Given information
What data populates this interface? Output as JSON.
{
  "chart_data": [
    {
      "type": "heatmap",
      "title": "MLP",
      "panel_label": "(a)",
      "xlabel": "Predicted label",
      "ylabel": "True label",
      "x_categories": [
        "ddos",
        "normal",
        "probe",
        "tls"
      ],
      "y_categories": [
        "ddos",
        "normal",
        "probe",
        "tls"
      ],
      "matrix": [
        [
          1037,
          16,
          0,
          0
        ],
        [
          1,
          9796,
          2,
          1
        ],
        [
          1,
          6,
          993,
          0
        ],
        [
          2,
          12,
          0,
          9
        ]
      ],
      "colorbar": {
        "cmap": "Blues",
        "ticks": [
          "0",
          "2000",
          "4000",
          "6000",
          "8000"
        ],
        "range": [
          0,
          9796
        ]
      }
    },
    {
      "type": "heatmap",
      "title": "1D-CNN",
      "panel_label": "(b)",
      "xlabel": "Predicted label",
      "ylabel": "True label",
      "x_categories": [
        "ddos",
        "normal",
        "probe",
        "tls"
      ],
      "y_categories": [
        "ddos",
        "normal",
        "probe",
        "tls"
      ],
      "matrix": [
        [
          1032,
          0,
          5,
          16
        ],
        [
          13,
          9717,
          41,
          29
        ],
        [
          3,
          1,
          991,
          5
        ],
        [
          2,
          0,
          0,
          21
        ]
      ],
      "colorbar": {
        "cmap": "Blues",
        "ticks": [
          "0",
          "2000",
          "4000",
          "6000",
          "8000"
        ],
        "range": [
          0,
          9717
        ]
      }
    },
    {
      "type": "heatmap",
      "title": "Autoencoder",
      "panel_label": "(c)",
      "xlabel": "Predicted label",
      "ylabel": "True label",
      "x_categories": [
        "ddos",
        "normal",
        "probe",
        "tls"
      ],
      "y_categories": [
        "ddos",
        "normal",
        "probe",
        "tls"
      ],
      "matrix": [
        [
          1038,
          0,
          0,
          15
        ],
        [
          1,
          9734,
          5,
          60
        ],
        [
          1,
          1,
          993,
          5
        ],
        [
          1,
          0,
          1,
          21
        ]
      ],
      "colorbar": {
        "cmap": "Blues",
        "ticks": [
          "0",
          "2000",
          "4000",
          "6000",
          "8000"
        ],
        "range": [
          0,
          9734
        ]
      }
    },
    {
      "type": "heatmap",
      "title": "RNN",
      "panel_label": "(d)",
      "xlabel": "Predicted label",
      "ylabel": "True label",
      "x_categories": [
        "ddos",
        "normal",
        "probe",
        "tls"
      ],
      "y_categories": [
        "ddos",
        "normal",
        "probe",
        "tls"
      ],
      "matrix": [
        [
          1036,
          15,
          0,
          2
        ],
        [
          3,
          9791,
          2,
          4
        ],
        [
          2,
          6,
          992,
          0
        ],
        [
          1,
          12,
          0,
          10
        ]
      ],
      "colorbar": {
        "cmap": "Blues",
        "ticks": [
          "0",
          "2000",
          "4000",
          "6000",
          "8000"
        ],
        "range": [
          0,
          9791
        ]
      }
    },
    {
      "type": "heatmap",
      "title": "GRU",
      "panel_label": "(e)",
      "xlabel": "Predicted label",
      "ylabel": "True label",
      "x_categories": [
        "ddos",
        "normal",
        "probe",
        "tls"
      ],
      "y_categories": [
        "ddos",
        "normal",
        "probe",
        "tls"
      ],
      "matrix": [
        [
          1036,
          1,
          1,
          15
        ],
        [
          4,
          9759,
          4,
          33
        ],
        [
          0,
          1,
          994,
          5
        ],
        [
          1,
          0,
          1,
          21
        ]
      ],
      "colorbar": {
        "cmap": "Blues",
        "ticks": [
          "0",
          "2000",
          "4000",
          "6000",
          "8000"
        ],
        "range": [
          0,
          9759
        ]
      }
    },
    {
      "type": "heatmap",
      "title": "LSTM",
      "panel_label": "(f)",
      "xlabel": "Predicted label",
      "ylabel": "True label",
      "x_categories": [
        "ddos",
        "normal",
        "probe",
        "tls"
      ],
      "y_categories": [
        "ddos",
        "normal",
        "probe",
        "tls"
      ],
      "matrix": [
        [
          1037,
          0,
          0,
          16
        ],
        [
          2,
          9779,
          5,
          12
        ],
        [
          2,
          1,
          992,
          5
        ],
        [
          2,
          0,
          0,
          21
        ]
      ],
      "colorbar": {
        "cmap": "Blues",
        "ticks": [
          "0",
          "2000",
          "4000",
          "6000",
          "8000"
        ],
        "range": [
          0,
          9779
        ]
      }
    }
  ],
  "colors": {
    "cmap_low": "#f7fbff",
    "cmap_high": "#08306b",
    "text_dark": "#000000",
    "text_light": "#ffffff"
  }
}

Task instructions
Among the lines of the data above, count those holding "title" and state only the number.

Reply to the task
6